(Rows from a dataset)
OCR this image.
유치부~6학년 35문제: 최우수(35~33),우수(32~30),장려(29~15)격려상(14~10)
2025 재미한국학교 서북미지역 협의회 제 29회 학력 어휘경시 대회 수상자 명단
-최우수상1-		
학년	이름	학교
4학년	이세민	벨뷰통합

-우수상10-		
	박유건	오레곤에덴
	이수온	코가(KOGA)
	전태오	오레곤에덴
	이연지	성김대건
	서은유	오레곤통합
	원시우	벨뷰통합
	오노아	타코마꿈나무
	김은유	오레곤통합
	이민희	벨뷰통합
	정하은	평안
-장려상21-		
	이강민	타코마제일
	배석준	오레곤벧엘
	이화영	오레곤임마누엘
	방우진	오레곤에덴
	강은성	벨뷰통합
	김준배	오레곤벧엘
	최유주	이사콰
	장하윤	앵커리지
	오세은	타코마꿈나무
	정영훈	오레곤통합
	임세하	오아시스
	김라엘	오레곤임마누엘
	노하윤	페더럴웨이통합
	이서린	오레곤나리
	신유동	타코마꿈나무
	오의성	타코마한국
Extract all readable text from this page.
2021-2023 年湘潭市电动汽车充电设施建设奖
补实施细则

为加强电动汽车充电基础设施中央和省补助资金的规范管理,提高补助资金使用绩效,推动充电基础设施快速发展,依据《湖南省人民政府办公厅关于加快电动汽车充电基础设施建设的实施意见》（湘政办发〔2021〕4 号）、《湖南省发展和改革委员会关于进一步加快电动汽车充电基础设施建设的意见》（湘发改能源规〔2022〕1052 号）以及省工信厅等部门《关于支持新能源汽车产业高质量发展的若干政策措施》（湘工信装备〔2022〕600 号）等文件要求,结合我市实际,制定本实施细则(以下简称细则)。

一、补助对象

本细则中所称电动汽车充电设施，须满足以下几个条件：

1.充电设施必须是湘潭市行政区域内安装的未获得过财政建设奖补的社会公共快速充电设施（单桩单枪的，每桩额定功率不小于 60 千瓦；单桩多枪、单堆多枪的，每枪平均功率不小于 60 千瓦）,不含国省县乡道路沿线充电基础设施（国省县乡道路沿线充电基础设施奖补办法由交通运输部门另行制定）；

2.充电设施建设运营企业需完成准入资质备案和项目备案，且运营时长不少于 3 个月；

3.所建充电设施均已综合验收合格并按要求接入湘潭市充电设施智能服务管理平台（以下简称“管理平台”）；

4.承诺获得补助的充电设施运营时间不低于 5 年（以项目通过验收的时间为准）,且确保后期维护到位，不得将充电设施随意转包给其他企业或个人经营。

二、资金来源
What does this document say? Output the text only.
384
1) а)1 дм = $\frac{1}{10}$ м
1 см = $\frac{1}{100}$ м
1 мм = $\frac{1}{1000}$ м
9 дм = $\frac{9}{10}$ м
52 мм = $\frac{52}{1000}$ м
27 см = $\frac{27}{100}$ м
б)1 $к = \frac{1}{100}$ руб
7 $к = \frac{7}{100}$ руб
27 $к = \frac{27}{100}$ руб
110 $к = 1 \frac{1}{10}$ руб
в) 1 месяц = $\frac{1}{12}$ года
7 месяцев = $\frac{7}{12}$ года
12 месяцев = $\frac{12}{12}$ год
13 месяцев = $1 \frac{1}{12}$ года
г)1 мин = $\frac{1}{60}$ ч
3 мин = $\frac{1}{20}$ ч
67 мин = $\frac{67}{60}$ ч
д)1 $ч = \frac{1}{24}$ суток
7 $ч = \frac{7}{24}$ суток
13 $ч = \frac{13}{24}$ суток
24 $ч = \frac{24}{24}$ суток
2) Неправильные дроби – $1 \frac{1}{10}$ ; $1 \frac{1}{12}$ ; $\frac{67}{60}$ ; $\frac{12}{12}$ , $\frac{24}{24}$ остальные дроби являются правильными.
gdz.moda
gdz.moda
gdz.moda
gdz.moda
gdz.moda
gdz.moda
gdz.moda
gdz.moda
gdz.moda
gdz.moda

> _DIRECTIVE_
Only the lines from the one that contains "Extract all readable text from this page." through the last line should be repeated, each exactly as it stands, with both ends included.

> _OUTPUT OF THE TASK_
Extract all readable text from this page.
2021-2023 年湘潭市电动汽车充电设施建设奖
补实施细则

为加强电动汽车充电基础设施中央和省补助资金的规范管理,提高补助资金使用绩效,推动充电基础设施快速发展,依据《湖南省人民政府办公厅关于加快电动汽车充电基础设施建设的实施意见》（湘政办发〔2021〕4 号）、《湖南省发展和改革委员会关于进一步加快电动汽车充电基础设施建设的意见》（湘发改能源规〔2022〕1052 号）以及省工信厅等部门《关于支持新能源汽车产业高质量发展的若干政策措施》（湘工信装备〔2022〕600 号）等文件要求,结合我市实际,制定本实施细则(以下简称细则)。

一、补助对象

本细则中所称电动汽车充电设施，须满足以下几个条件：

1.充电设施必须是湘潭市行政区域内安装的未获得过财政建设奖补的社会公共快速充电设施（单桩单枪的，每桩额定功率不小于 60 千瓦；单桩多枪、单堆多枪的，每枪平均功率不小于 60 千瓦）,不含国省县乡道路沿线充电基础设施（国省县乡道路沿线充电基础设施奖补办法由交通运输部门另行制定）；

2.充电设施建设运营企业需完成准入资质备案和项目备案，且运营时长不少于 3 个月；

3.所建充电设施均已综合验收合格并按要求接入湘潭市充电设施智能服务管理平台（以下简称“管理平台”）；

4.承诺获得补助的充电设施运营时间不低于 5 年（以项目通过验收的时间为准）,且确保后期维护到位，不得将充电设施随意转包给其他企业或个人经营。

二、资金来源
What does this document say? Output the text only.
384
1) а)1 дм = $\frac{1}{10}$ м
1 см = $\frac{1}{100}$ м
1 мм = $\frac{1}{1000}$ м
9 дм = $\frac{9}{10}$ м
52 мм = $\frac{52}{1000}$ м
27 см = $\frac{27}{100}$ м
б)1 $к = \frac{1}{100}$ руб
7 $к = \frac{7}{100}$ руб
27 $к = \frac{27}{100}$ руб
110 $к = 1 \frac{1}{10}$ руб
в) 1 месяц = $\frac{1}{12}$ года
7 месяцев = $\frac{7}{12}$ года
12 месяцев = $\frac{12}{12}$ год
13 месяцев = $1 \frac{1}{12}$ года
г)1 мин = $\frac{1}{60}$ ч
3 мин = $\frac{1}{20}$ ч
67 мин = $\frac{67}{60}$ ч
д)1 $ч = \frac{1}{24}$ суток
7 $ч = \frac{7}{24}$ суток
13 $ч = \frac{13}{24}$ суток
24 $ч = \frac{24}{24}$ суток
2) Неправильные дроби – $1 \frac{1}{10}$ ; $1 \frac{1}{12}$ ; $\frac{67}{60}$ ; $\frac{12}{12}$ , $\frac{24}{24}$ остальные дроби являются правильными.
gdz.moda
gdz.moda
gdz.moda
gdz.moda
gdz.moda
gdz.moda
gdz.moda
gdz.moda
gdz.moda
gdz.moda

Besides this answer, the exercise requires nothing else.